(Rows from a layout dataset)
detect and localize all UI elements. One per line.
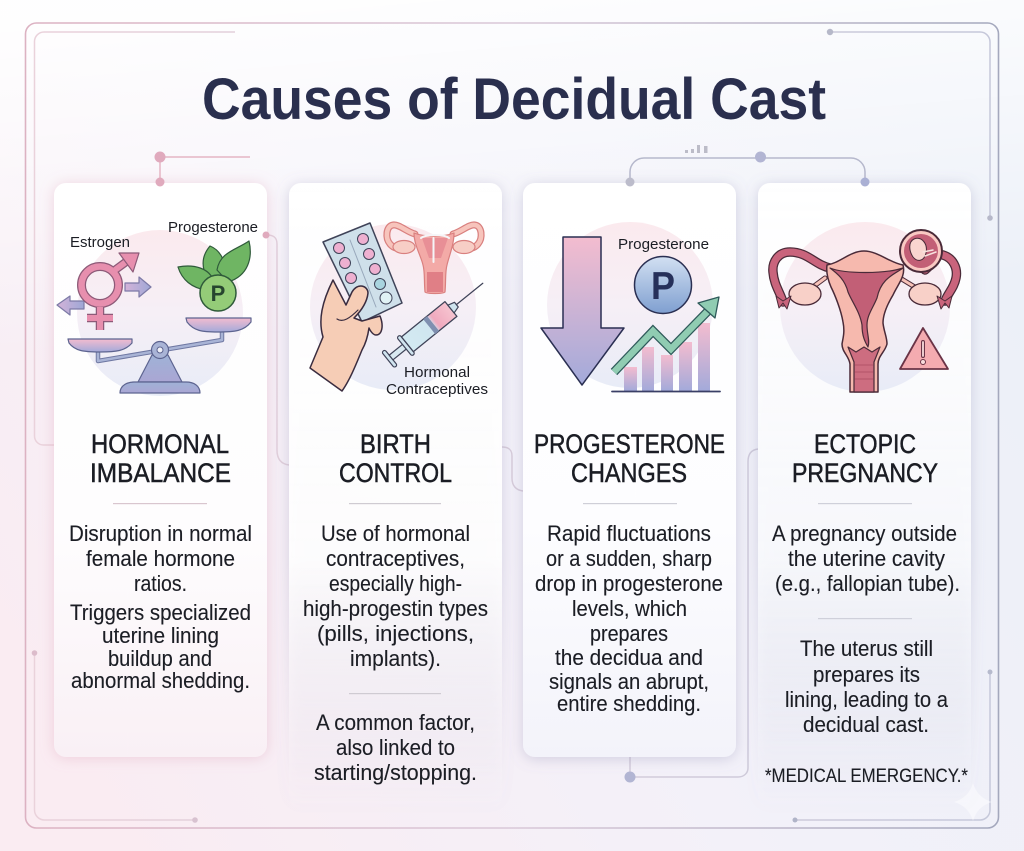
panel: hormonal imbalance bbox=[54, 183, 267, 757]
heading: CONTROL bbox=[339, 458, 452, 488]
body text: ratios. bbox=[134, 571, 187, 596]
icon: progesterone drop and chart bbox=[541, 222, 720, 392]
body text: (e.g., fallopian tube). bbox=[775, 571, 960, 596]
body text: the uterine cavity bbox=[788, 546, 946, 571]
heading: HORMONAL bbox=[91, 429, 229, 459]
icon: progesterone drop and chart: P bbox=[651, 265, 675, 308]
body text bbox=[535, 521, 723, 716]
body text: (pills, injections, bbox=[317, 621, 474, 646]
icon: uterus with ectopic pregnancy bbox=[773, 222, 956, 392]
icon: contraceptives bbox=[310, 223, 490, 398]
card background 2 bbox=[289, 183, 502, 808]
card background 4 bbox=[758, 183, 971, 808]
icon: contraceptives: Hormonal bbox=[404, 364, 470, 381]
body text: levels, which bbox=[572, 596, 687, 621]
sparkle mark bbox=[954, 783, 992, 821]
body text: contraceptives, bbox=[326, 546, 465, 571]
title: Causes of Decidual Cast bbox=[202, 67, 826, 132]
body text: the decidua and bbox=[555, 645, 703, 670]
body text: high-progestin types bbox=[303, 596, 488, 621]
body text: A common factor, bbox=[316, 710, 475, 735]
body text: uterine lining bbox=[102, 623, 219, 648]
body text: Disruption in normal bbox=[69, 521, 252, 546]
divider bbox=[818, 618, 912, 619]
icon: progesterone drop and chart: Progesterone bbox=[618, 236, 709, 253]
body text: starting/stopping. bbox=[314, 760, 477, 785]
icon: contraceptives: Contraceptives bbox=[386, 381, 488, 398]
heading: IMBALANCE bbox=[90, 458, 231, 488]
heading: ECTOPIC bbox=[814, 429, 916, 459]
body text: decidual cast. bbox=[803, 712, 929, 737]
body text: drop in progesterone bbox=[535, 571, 723, 596]
panel: birth control bbox=[289, 183, 502, 808]
body text: Triggers specialized bbox=[70, 600, 251, 625]
heading bbox=[534, 429, 725, 488]
body text bbox=[314, 710, 477, 785]
heading bbox=[90, 429, 231, 488]
heading bbox=[339, 429, 452, 488]
divider bbox=[818, 503, 912, 504]
medical emergency note: *MEDICAL EMERGENCY.* bbox=[765, 765, 968, 787]
divider bbox=[113, 503, 207, 504]
body text: Use of hormonal bbox=[321, 521, 470, 546]
heading: PREGNANCY bbox=[792, 458, 938, 488]
heading: CHANGES bbox=[571, 458, 687, 488]
body text bbox=[303, 521, 488, 671]
card background 3 bbox=[523, 183, 736, 757]
body text: abnormal shedding. bbox=[71, 668, 250, 693]
body text: The uterus still bbox=[800, 636, 933, 661]
heading: BIRTH bbox=[360, 429, 431, 459]
panel: ectopic pregnancy bbox=[758, 183, 971, 808]
body text: Rapid fluctuations bbox=[547, 521, 711, 546]
icon: hormone balance scale: Progesterone bbox=[168, 219, 258, 236]
divider bbox=[349, 693, 441, 694]
body text: buildup and bbox=[108, 646, 212, 671]
icon: hormone balance scale bbox=[57, 219, 258, 396]
divider bbox=[349, 503, 441, 504]
body text bbox=[772, 521, 960, 596]
body text: entire shedding. bbox=[557, 691, 701, 716]
card background 1 bbox=[54, 183, 267, 757]
body text: especially high- bbox=[329, 571, 462, 596]
body text bbox=[785, 636, 948, 737]
body text: implants). bbox=[350, 646, 441, 671]
heading: PROGESTERONE bbox=[534, 429, 725, 459]
heading bbox=[792, 429, 938, 488]
icon: hormone balance scale: Estrogen bbox=[70, 234, 130, 251]
icon: hormone balance scale: P bbox=[211, 281, 225, 306]
body text: prepares its bbox=[813, 662, 920, 687]
body text: A pregnancy outside bbox=[772, 521, 957, 546]
body text: lining, leading to a bbox=[785, 687, 948, 712]
divider bbox=[583, 503, 677, 504]
body text: also linked to bbox=[336, 735, 455, 760]
body text: prepares bbox=[590, 621, 668, 646]
body text: or a sudden, sharp bbox=[546, 546, 712, 571]
body text bbox=[69, 521, 252, 693]
panel: progesterone changes bbox=[523, 183, 736, 757]
body text: signals an abrupt, bbox=[549, 669, 709, 694]
body text: female hormone bbox=[86, 546, 235, 571]
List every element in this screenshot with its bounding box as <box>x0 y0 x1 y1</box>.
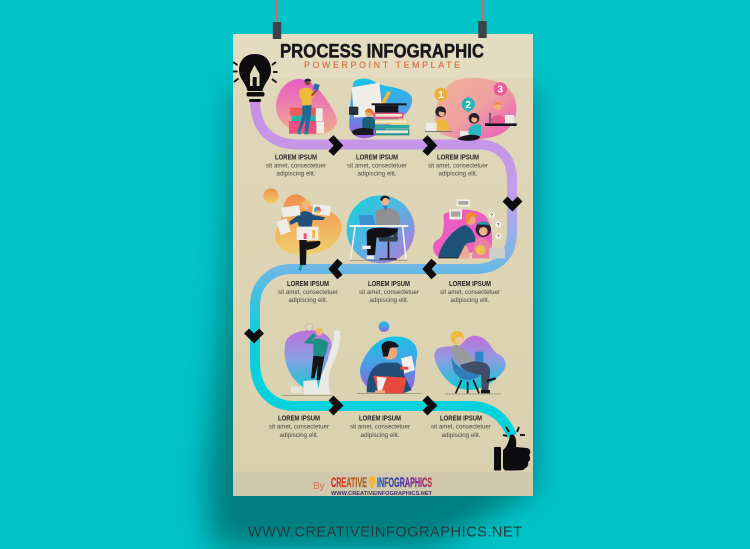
website url: WWW.CREATIVEINFOGRAPHICS.NET <box>248 524 522 540</box>
step captions row 1: LOREM IPSUM <box>275 154 317 162</box>
step 3 illustration: three people: 2 <box>466 100 472 111</box>
step captions row 2: adipiscing elit. <box>370 297 409 304</box>
step captions row 1 <box>266 154 489 178</box>
step captions row 3: sit amet, consectetuer <box>431 424 492 431</box>
step captions row 2: adipiscing elit. <box>288 297 328 304</box>
step captions row 3: adipiscing elit. <box>442 432 481 439</box>
step 2 illustration: studying with books <box>349 79 412 138</box>
poster <box>233 34 533 496</box>
step 6 illustration: couple with laptop <box>433 199 505 258</box>
step 5 illustration: person at desk <box>347 195 415 263</box>
step 7 illustration: person with long paper <box>282 323 340 396</box>
step captions row 3: LOREM IPSUM <box>359 416 401 423</box>
footer logo: INFOGRAPHICS <box>377 475 432 490</box>
subtitle: POWERPOINT TEMPLATE <box>304 60 460 70</box>
step captions row 3: adipiscing elit. <box>280 432 319 439</box>
step captions row 1: sit amet, consectetuer <box>266 162 327 170</box>
step 3 illustration: three people <box>425 78 517 141</box>
step captions row 1: LOREM IPSUM <box>356 154 398 162</box>
footer credit: by: By <box>313 481 325 492</box>
step captions row 2: sit amet, consectetuer <box>440 289 501 296</box>
footer logo: WWW.CREATIVEINFOGRAPHICS.NET <box>331 491 433 497</box>
icon: thumbs up <box>494 427 530 470</box>
step captions row 3 <box>269 416 492 439</box>
step captions row 1: LOREM IPSUM <box>437 154 479 162</box>
step 6 illustration: couple with laptop: ? <box>497 222 500 227</box>
step captions row 2 <box>278 281 501 304</box>
footer logo: CREATIVE <box>331 475 367 490</box>
step 4 illustration: person with charts <box>263 188 342 271</box>
step captions row 2: LOREM IPSUM <box>287 281 329 288</box>
icon: light bulb <box>233 54 278 102</box>
step captions row 3: LOREM IPSUM <box>278 416 320 423</box>
poster shadow <box>206 90 533 549</box>
process road <box>255 100 512 436</box>
step captions row 1: adipiscing elit. <box>276 170 316 178</box>
step 3 illustration: three people: 1 <box>438 90 444 101</box>
hanging clips <box>273 0 487 39</box>
step captions row 2: sit amet, consectetuer <box>278 289 339 296</box>
chevrons <box>246 138 520 413</box>
step 6 illustration: couple with laptop: ? <box>490 213 493 218</box>
step 3 illustration: three people: 3 <box>498 85 504 96</box>
step captions row 1: sit amet, consectetuer <box>347 162 408 170</box>
step 1 illustration: person on books <box>276 79 337 135</box>
step captions row 2: LOREM IPSUM <box>368 281 410 288</box>
step captions row 3: sit amet, consectetuer <box>269 424 330 431</box>
step captions row 3: adipiscing elit. <box>360 432 400 439</box>
footer logo <box>331 475 433 497</box>
step captions row 1: adipiscing elit. <box>358 170 397 178</box>
step 6 illustration: couple with laptop: ? <box>497 234 500 239</box>
step captions row 3: LOREM IPSUM <box>440 416 482 423</box>
step captions row 2: sit amet, consectetuer <box>359 289 420 296</box>
step captions row 2: adipiscing elit. <box>450 297 490 304</box>
step captions row 3: sit amet, consectetuer <box>350 424 411 431</box>
step captions row 2: LOREM IPSUM <box>449 281 491 288</box>
step captions row 1: adipiscing elit. <box>438 170 478 178</box>
step 8 illustration: person with folder <box>357 321 422 394</box>
step 9 illustration: person in chair <box>434 331 506 394</box>
title: PROCESS INFOGRAPHIC <box>280 41 484 62</box>
step captions row 1: sit amet, consectetuer <box>428 162 489 170</box>
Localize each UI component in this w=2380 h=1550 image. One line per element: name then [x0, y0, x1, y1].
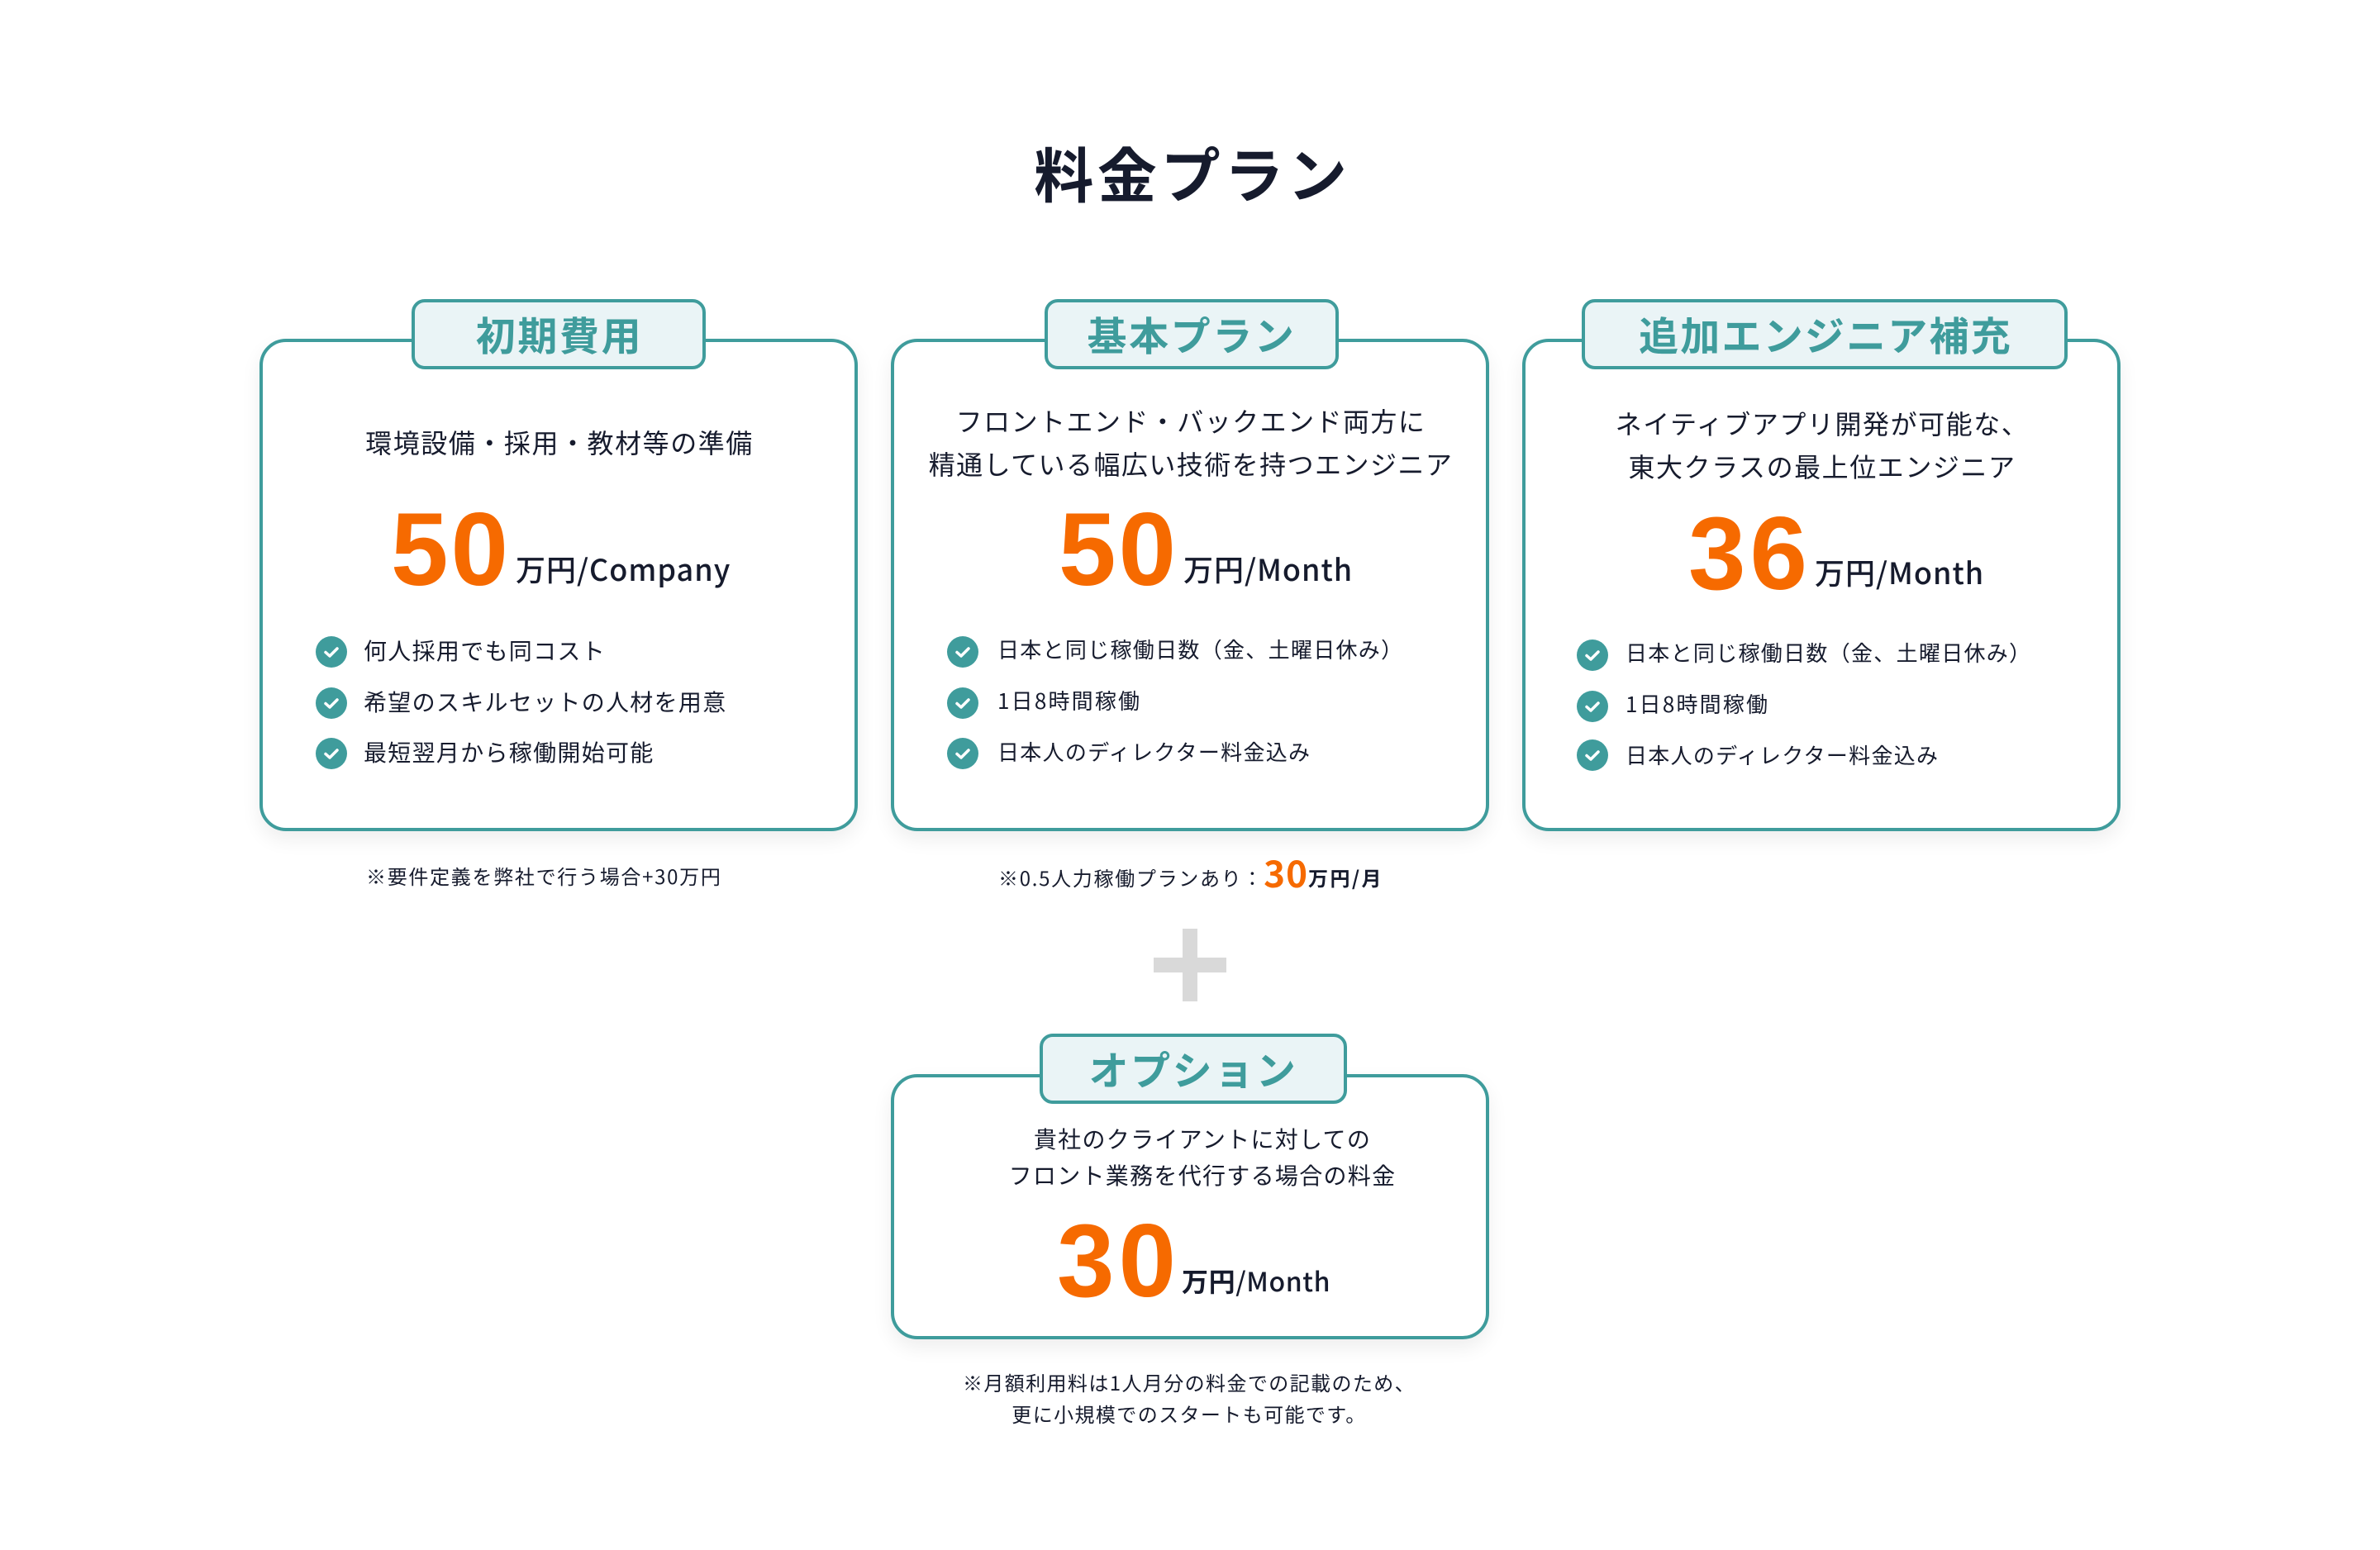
- note: option: ※月額利用料は1人月分の料金での記載のため、: [963, 1367, 1416, 1396]
- heading tab: 基本プラン: [1087, 304, 1296, 362]
- note: option: 更に小規模でのスタートも可能です。: [1011, 1398, 1367, 1428]
- list item 2: 1日8時間稼働: [997, 685, 1141, 716]
- description: [1616, 404, 2029, 485]
- description: フロント業務を代行する場合の料金: [1009, 1158, 1396, 1191]
- price unit: 万円/Month: [1182, 1262, 1330, 1300]
- price number: 50: [391, 492, 511, 607]
- note: initial cost: ※要件定義を弊社で行う場合+30万円: [366, 861, 722, 890]
- description: [1009, 1122, 1396, 1191]
- heading tab: [1582, 299, 2068, 369]
- price number: 36: [1688, 497, 1811, 611]
- list item 3: 最短翌月から稼働開始可能: [364, 735, 654, 768]
- card frame: [891, 339, 1489, 831]
- heading tab: [1040, 1034, 1347, 1104]
- list item 1: 何人採用でも同コスト: [364, 634, 606, 667]
- description: [929, 402, 1453, 483]
- description: 精通している幅広い技術を持つエンジニア: [929, 445, 1453, 483]
- price number: 30: [1057, 1204, 1180, 1319]
- list item 2: 1日8時間稼働: [1626, 688, 1769, 719]
- note: half-capacity plan: ※0.5人力稼働プランあり：30万円/月: [998, 845, 1383, 898]
- heading tab: オプション: [1088, 1039, 1297, 1096]
- heading tab: [412, 299, 706, 369]
- panel: option: [891, 1034, 1489, 1348]
- icon: check 2: [1577, 691, 1608, 722]
- list item 2: 希望のスキルセットの人材を用意: [364, 685, 727, 718]
- icon: check 2: [947, 687, 978, 719]
- icon: check 2: [316, 687, 347, 719]
- icon: check 3: [1577, 739, 1608, 771]
- list item 1: 日本と同じ稼働日数（金、土曜日休み）: [997, 634, 1403, 664]
- heading tab: [1045, 299, 1339, 369]
- icon: check 3: [947, 738, 978, 769]
- description: 東大クラスの最上位エンジニア: [1628, 447, 2016, 485]
- price unit: 万円/Month: [1183, 547, 1353, 590]
- panel: basic plan: [891, 299, 1489, 839]
- card frame: [1522, 339, 2121, 831]
- panel: additional engineers: [1522, 299, 2121, 839]
- list item 1: 日本と同じ稼働日数（金、土曜日休み）: [1626, 637, 2031, 668]
- card frame: [259, 339, 858, 831]
- description: 環境設備・採用・教材等の準備: [365, 423, 754, 461]
- card frame: [891, 1074, 1489, 1339]
- icon: check 3: [316, 738, 347, 769]
- description: ネイティブアプリ開発が可能な、: [1616, 404, 2029, 442]
- price number: 50: [1059, 492, 1178, 607]
- title: 料金プラン: [1034, 128, 1351, 215]
- heading tab: 追加エンジニア補充: [1639, 304, 2012, 362]
- icon: plus: [1154, 929, 1226, 1001]
- panel: initial cost: [259, 299, 858, 839]
- price unit: 万円/Month: [1815, 550, 1984, 593]
- heading tab: 初期費用: [476, 304, 643, 362]
- description: フロントエンド・バックエンド両方に: [956, 402, 1426, 440]
- description: 貴社のクライアントに対しての: [1034, 1122, 1371, 1155]
- note: option: [963, 1367, 1416, 1428]
- icon: check 1: [1577, 639, 1608, 671]
- price unit: 万円/Company: [516, 547, 731, 590]
- icon: check 1: [947, 636, 978, 668]
- list item 3: 日本人のディレクター料金込み: [1626, 739, 1939, 770]
- icon: check 1: [316, 636, 347, 668]
- list item 3: 日本人のディレクター料金込み: [997, 736, 1311, 767]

**DESCRIPTION OF THE TASK**:
Please give the records from the line with "- note: option: ※月額利用料は1人月分の料金での記載のため、: [963, 1367, 1416, 1396]" up to and including the line with "- list item 1: 何人採用でも同コスト: [364, 634, 606, 667]" as a numbered list, leaving out blank lines.

**RESULT**:
1. - note: option: ※月額利用料は1人月分の料金での記載のため、: [963, 1367, 1416, 1396]
2. - heading tab: 基本プラン: [1087, 304, 1296, 362]
3. - note: option: 更に小規模でのスタートも可能です。: [1011, 1398, 1367, 1428]
4. - list item 2: 1日8時間稼働: [997, 685, 1141, 716]
5. - description: [1616, 404, 2029, 485]
6. - description: フロント業務を代行する場合の料金: [1009, 1158, 1396, 1191]
7. - price unit: 万円/Month: [1182, 1262, 1330, 1300]
8. - price number: 50: [391, 492, 511, 607]
9. - note: initial cost: ※要件定義を弊社で行う場合+30万円: [366, 861, 722, 890]
10. - description: [1009, 1122, 1396, 1191]
11. - heading tab: [1582, 299, 2068, 369]
12. - price number: 36: [1688, 497, 1811, 611]
13. - list item 3: 最短翌月から稼働開始可能: [364, 735, 654, 768]
14. - card frame: [891, 339, 1489, 831]
15. - heading tab: [1040, 1034, 1347, 1104]
16. - list item 1: 何人採用でも同コスト: [364, 634, 606, 667]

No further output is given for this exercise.